### What you are asked to do
Look below and pull out each line with the word "marker".

▼

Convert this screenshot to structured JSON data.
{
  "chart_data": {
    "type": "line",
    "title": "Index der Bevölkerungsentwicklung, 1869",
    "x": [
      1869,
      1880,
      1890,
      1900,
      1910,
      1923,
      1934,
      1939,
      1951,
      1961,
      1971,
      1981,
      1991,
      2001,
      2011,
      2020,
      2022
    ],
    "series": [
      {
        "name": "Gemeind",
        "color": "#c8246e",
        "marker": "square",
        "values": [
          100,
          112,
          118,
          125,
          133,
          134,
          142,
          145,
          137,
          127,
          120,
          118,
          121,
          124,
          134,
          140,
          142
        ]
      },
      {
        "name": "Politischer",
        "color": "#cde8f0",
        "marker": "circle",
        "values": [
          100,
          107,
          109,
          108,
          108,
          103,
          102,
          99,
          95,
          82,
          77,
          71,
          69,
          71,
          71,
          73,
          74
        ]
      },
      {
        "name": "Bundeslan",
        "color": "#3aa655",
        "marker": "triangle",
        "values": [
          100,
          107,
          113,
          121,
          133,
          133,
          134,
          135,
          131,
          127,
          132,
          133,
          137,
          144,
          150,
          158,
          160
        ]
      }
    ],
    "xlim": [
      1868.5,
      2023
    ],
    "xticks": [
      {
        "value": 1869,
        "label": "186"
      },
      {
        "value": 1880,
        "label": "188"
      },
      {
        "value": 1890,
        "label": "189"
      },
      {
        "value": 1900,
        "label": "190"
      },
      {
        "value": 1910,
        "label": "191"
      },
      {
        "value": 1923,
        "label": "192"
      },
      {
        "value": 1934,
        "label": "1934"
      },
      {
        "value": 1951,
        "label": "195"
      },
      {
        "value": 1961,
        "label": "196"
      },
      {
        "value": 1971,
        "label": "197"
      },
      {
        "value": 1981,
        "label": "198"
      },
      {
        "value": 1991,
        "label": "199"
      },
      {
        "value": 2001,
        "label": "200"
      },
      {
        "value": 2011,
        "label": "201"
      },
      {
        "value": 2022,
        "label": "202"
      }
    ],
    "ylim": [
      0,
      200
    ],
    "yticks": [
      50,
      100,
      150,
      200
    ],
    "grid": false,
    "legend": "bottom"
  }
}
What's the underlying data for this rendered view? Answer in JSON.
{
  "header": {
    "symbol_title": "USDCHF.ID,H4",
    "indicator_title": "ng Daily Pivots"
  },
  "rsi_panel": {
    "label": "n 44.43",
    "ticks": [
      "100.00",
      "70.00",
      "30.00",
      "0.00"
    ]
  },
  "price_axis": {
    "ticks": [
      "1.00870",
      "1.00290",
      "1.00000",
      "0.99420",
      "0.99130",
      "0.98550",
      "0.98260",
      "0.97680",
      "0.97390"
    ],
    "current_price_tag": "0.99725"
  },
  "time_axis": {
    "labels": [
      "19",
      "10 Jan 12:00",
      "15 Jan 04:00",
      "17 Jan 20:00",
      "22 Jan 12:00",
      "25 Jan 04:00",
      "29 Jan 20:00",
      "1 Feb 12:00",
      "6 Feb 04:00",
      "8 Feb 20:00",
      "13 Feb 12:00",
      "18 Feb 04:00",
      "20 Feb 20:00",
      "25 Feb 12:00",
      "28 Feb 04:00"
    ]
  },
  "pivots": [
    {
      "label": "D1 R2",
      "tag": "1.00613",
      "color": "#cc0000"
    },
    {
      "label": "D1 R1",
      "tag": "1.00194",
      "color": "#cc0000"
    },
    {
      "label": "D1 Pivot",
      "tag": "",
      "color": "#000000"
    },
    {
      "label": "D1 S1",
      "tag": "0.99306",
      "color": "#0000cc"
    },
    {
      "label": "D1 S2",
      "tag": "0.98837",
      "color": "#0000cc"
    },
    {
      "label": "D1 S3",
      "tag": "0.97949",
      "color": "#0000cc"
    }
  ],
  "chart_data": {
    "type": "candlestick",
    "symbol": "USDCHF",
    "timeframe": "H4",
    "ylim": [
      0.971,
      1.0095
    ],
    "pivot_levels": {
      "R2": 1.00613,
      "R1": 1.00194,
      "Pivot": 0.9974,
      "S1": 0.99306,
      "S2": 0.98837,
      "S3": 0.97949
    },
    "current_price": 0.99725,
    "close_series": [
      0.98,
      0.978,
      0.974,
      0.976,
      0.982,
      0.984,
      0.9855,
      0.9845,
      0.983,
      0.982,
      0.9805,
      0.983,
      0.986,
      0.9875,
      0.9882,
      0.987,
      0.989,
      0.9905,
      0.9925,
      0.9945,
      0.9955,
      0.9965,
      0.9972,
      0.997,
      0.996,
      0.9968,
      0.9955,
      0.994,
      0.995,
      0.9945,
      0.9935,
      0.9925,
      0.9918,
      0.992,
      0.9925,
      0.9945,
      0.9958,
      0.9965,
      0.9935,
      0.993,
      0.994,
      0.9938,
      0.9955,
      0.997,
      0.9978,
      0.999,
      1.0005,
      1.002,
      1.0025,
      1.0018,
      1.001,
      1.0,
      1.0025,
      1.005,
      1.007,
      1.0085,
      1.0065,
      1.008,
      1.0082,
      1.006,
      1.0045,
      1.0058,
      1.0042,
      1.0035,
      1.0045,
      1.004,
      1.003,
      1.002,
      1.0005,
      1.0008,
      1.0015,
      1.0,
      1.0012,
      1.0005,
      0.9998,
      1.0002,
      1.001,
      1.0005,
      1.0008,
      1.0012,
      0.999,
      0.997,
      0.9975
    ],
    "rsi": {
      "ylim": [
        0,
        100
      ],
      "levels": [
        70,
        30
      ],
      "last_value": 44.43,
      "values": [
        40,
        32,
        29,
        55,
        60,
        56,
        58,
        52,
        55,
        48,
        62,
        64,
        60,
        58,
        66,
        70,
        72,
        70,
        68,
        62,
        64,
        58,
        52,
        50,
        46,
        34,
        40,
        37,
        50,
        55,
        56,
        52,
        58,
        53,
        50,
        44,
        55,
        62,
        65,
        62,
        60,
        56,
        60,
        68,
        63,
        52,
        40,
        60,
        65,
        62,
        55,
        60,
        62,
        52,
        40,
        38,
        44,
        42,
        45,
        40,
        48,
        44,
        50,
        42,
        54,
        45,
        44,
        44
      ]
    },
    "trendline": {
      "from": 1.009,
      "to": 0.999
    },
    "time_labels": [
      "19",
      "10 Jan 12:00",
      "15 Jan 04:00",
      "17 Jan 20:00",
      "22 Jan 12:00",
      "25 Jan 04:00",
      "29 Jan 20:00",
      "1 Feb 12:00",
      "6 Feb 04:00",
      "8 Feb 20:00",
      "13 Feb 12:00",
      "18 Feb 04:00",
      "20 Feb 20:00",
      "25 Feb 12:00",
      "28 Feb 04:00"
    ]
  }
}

▲

### Exercise output
        "marker": "square",
        "marker": "circle",
        "marker": "triangle",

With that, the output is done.